*WHAT IS REQUIRED:*
Quote all entries in full, exactly.

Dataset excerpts
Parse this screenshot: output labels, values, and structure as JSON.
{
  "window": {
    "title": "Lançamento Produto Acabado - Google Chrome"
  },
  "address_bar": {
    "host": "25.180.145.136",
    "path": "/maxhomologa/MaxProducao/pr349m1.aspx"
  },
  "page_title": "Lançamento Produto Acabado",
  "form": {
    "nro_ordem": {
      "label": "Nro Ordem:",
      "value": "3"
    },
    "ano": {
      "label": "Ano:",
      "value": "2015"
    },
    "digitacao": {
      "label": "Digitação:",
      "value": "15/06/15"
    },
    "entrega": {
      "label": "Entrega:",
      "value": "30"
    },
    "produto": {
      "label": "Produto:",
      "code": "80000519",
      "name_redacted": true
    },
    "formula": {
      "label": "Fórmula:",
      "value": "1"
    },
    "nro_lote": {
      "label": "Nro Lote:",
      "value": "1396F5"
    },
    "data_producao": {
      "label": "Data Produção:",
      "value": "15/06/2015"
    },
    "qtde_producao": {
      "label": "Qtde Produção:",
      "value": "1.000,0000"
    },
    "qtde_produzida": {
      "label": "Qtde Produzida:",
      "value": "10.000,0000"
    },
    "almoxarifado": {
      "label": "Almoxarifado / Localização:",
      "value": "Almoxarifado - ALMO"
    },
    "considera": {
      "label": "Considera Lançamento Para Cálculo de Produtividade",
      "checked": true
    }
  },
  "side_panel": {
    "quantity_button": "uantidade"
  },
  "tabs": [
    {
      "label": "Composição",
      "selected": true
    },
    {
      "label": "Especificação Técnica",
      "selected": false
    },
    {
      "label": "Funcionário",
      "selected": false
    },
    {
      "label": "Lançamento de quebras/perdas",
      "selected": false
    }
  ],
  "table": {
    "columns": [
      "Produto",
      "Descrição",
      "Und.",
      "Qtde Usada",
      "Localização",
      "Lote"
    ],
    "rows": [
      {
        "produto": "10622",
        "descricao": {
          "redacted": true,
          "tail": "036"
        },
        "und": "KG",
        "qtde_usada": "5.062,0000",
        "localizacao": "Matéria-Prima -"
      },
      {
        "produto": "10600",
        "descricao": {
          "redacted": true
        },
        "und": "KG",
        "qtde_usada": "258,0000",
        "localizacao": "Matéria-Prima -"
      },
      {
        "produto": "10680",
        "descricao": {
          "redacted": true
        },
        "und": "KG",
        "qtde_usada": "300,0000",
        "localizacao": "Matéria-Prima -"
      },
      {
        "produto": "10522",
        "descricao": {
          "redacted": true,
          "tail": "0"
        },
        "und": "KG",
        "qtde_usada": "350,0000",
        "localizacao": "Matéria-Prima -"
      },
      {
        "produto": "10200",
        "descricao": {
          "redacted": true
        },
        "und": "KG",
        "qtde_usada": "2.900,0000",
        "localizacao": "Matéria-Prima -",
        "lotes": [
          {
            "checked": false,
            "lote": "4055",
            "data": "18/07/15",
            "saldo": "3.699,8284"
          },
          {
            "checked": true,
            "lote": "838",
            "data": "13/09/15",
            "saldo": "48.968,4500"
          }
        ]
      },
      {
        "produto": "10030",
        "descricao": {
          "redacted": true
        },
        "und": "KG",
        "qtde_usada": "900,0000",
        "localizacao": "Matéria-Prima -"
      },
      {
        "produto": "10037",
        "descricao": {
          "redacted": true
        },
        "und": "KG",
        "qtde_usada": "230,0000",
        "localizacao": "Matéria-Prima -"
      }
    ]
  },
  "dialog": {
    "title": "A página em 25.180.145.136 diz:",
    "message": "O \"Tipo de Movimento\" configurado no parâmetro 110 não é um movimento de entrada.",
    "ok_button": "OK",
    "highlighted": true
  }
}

*THE COMPLETED TASK:*
Parse this screenshot: output labels, values, and structure as JSON.
{
  "window": {
    "title": "Lançamento Produto Acabado - Google Chrome"
  },
  "address_bar": {
    "host": "25.180.145.136",
    "path": "/maxhomologa/MaxProducao/pr349m1.aspx"
  },
  "page_title": "Lançamento Produto Acabado",
  "form": {
    "nro_ordem": {
      "label": "Nro Ordem:",
      "value": "3"
    },
    "ano": {
      "label": "Ano:",
      "value": "2015"
    },
    "digitacao": {
      "label": "Digitação:",
      "value": "15/06/15"
    },
    "entrega": {
      "label": "Entrega:",
      "value": "30"
    },
    "produto": {
      "label": "Produto:",
      "code": "80000519",
      "name_redacted": true
    },
    "formula": {
      "label": "Fórmula:",
      "value": "1"
    },
    "nro_lote": {
      "label": "Nro Lote:",
      "value": "1396F5"
    },
    "data_producao": {
      "label": "Data Produção:",
      "value": "15/06/2015"
    },
    "qtde_producao": {
      "label": "Qtde Produção:",
      "value": "1.000,0000"
    },
    "qtde_produzida": {
      "label": "Qtde Produzida:",
      "value": "10.000,0000"
    },
    "almoxarifado": {
      "label": "Almoxarifado / Localização:",
      "value": "Almoxarifado - ALMO"
    },
    "considera": {
      "label": "Considera Lançamento Para Cálculo de Produtividade",
      "checked": true
    }
  },
  "side_panel": {
    "quantity_button": "uantidade"
  },
  "tabs": [
    {
      "label": "Composição",
      "selected": true
    },
    {
      "label": "Especificação Técnica",
      "selected": false
    },
    {
      "label": "Funcionário",
      "selected": false
    },
    {
      "label": "Lançamento de quebras/perdas",
      "selected": false
    }
  ],
  "table": {
    "columns": [
      "Produto",
      "Descrição",
      "Und.",
      "Qtde Usada",
      "Localização",
      "Lote"
    ],
    "rows": [
      {
        "produto": "10622",
        "descricao": {
          "redacted": true,
          "tail": "036"
        },
        "und": "KG",
        "qtde_usada": "5.062,0000",
        "localizacao": "Matéria-Prima -"
      },
      {
        "produto": "10600",
        "descricao": {
          "redacted": true
        },
        "und": "KG",
        "qtde_usada": "258,0000",
        "localizacao": "Matéria-Prima -"
      },
      {
        "produto": "10680",
        "descricao": {
          "redacted": true
        },
        "und": "KG",
        "qtde_usada": "300,0000",
        "localizacao": "Matéria-Prima -"
      },
      {
        "produto": "10522",
        "descricao": {
          "redacted": true,
          "tail": "0"
        },
        "und": "KG",
        "qtde_usada": "350,0000",
        "localizacao": "Matéria-Prima -"
      },
      {
        "produto": "10200",
        "descricao": {
          "redacted": true
        },
        "und": "KG",
        "qtde_usada": "2.900,0000",
        "localizacao": "Matéria-Prima -",
        "lotes": [
          {
            "checked": false,
            "lote": "4055",
            "data": "18/07/15",
            "saldo": "3.699,8284"
          },
          {
            "checked": true,
            "lote": "838",
            "data": "13/09/15",
            "saldo": "48.968,4500"
          }
        ]
      },
      {
        "produto": "10030",
        "descricao": {
          "redacted": true
        },
        "und": "KG",
        "qtde_usada": "900,0000",
        "localizacao": "Matéria-Prima -"
      },
      {
        "produto": "10037",
        "descricao": {
          "redacted": true
        },
        "und": "KG",
        "qtde_usada": "230,0000",
        "localizacao": "Matéria-Prima -"
      }
    ]
  },
  "dialog": {
    "title": "A página em 25.180.145.136 diz:",
    "message": "O \"Tipo de Movimento\" configurado no parâmetro 110 não é um movimento de entrada.",
    "ok_button": "OK",
    "highlighted": true
  }
}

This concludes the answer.